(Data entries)

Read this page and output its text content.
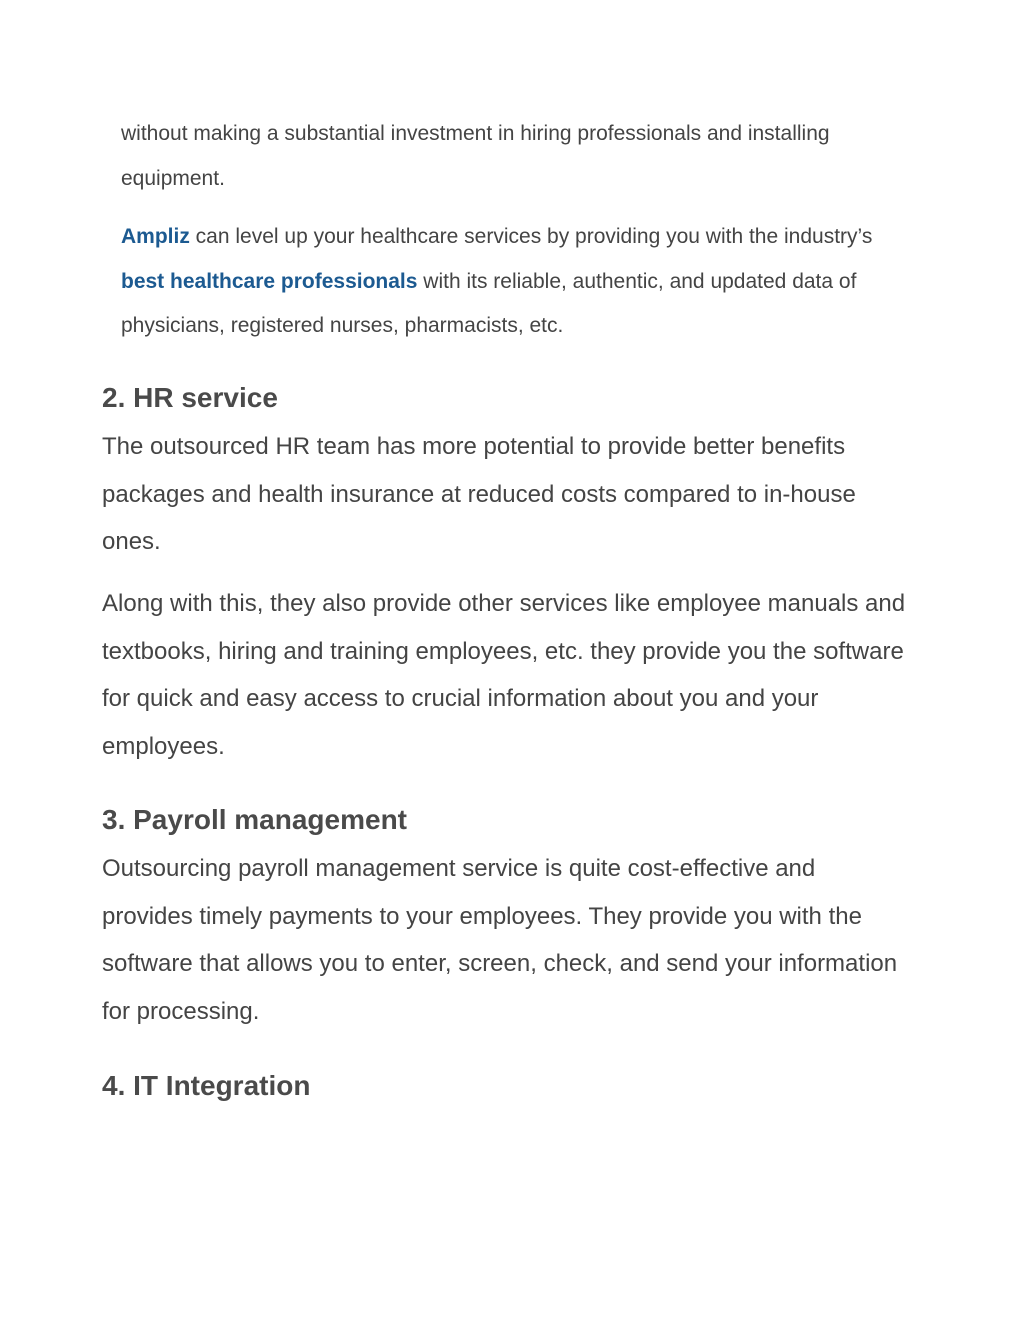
without making a substantial investment in hiring professionals and installing equipment.

Ampliz can level up your healthcare services by providing you with the industry’s best healthcare professionals with its reliable, authentic, and updated data of physicians, registered nurses, pharmacists, etc.

2. HR service

The outsourced HR team has more potential to provide better benefits packages and health insurance at reduced costs compared to in-house ones.

Along with this, they also provide other services like employee manuals and textbooks, hiring and training employees, etc. they provide you the software for quick and easy access to crucial information about you and your employees.

3. Payroll management

Outsourcing payroll management service is quite cost-effective and provides timely payments to your employees. They provide you with the software that allows you to enter, screen, check, and send your information for processing.

4. IT Integration
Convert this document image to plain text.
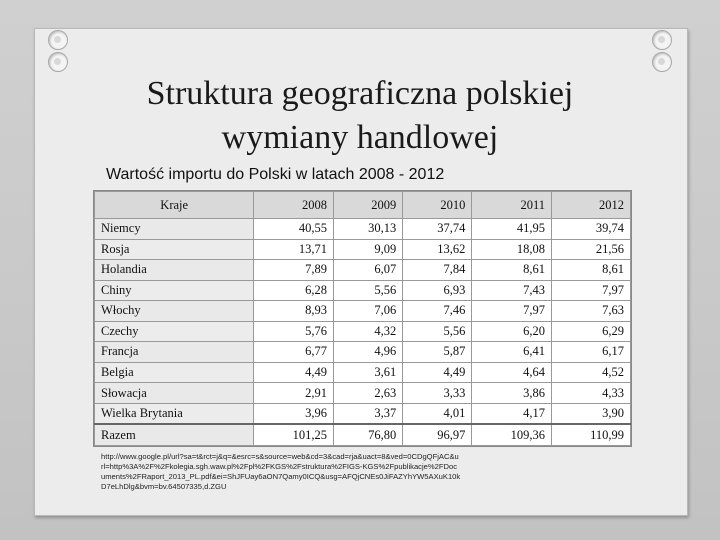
Struktura geograficzna polskiej
wymiany handlowej
Wartość importu do Polski w latach 2008 - 2012
Kraje	2008	2009	2010	2011	2012
Niemcy	40,55	30,13	37,74	41,95	39,74
Rosja	13,71	9,09	13,62	18,08	21,56
Holandia	7,89	6,07	7,84	8,61	8,61
Chiny	6,28	5,56	6,93	7,43	7,97
Włochy	8,93	7,06	7,46	7,97	7,63
Czechy	5,76	4,32	5,56	6,20	6,29
Francja	6,77	4,96	5,87	6,41	6,17
Belgia	4,49	3,61	4,49	4,64	4,52
Słowacja	2,91	2,63	3,33	3,86	4,33
Wielka Brytania	3,96	3,37	4,01	4,17	3,90
Razem	101,25	76,80	96,97	109,36	110,99
http://www.google.pl/url?sa=t&rct=j&q=&esrc=s&source=web&cd=3&cad=rja&uact=8&ved=0CDgQFjAC&url=http%3A%2F%2Fkolegia.sgh.waw.pl%2Fpl%2FKGS%2Fstruktura%2FIGS-KGS%2Fpublikacje%2FDocuments%2FRaport_2013_PL.pdf&ei=ShJFUay6aON7Qamy0ICQ&usg=AFQjCNEs0JiFAZYhYW5AXuK10kD7eLhDlg&bvm=bv.64507335,d.ZGU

__OBJECTIVE__.
From the line containing "Convert this document image to plain text." down to the final line of the listing above, write out only those lines exactly as they are, minus the pictures.

__TASK RESULT__.
Convert this document image to plain text.
Struktura geograficzna polskiej
wymiany handlowej
Wartość importu do Polski w latach 2008 - 2012
Kraje	2008	2009	2010	2011	2012
Niemcy	40,55	30,13	37,74	41,95	39,74
Rosja	13,71	9,09	13,62	18,08	21,56
Holandia	7,89	6,07	7,84	8,61	8,61
Chiny	6,28	5,56	6,93	7,43	7,97
Włochy	8,93	7,06	7,46	7,97	7,63
Czechy	5,76	4,32	5,56	6,20	6,29
Francja	6,77	4,96	5,87	6,41	6,17
Belgia	4,49	3,61	4,49	4,64	4,52
Słowacja	2,91	2,63	3,33	3,86	4,33
Wielka Brytania	3,96	3,37	4,01	4,17	3,90
Razem	101,25	76,80	96,97	109,36	110,99
http://www.google.pl/url?sa=t&rct=j&q=&esrc=s&source=web&cd=3&cad=rja&uact=8&ved=0CDgQFjAC&url=http%3A%2F%2Fkolegia.sgh.waw.pl%2Fpl%2FKGS%2Fstruktura%2FIGS-KGS%2Fpublikacje%2FDocuments%2FRaport_2013_PL.pdf&ei=ShJFUay6aON7Qamy0ICQ&usg=AFQjCNEs0JiFAZYhYW5AXuK10kD7eLhDlg&bvm=bv.64507335,d.ZGU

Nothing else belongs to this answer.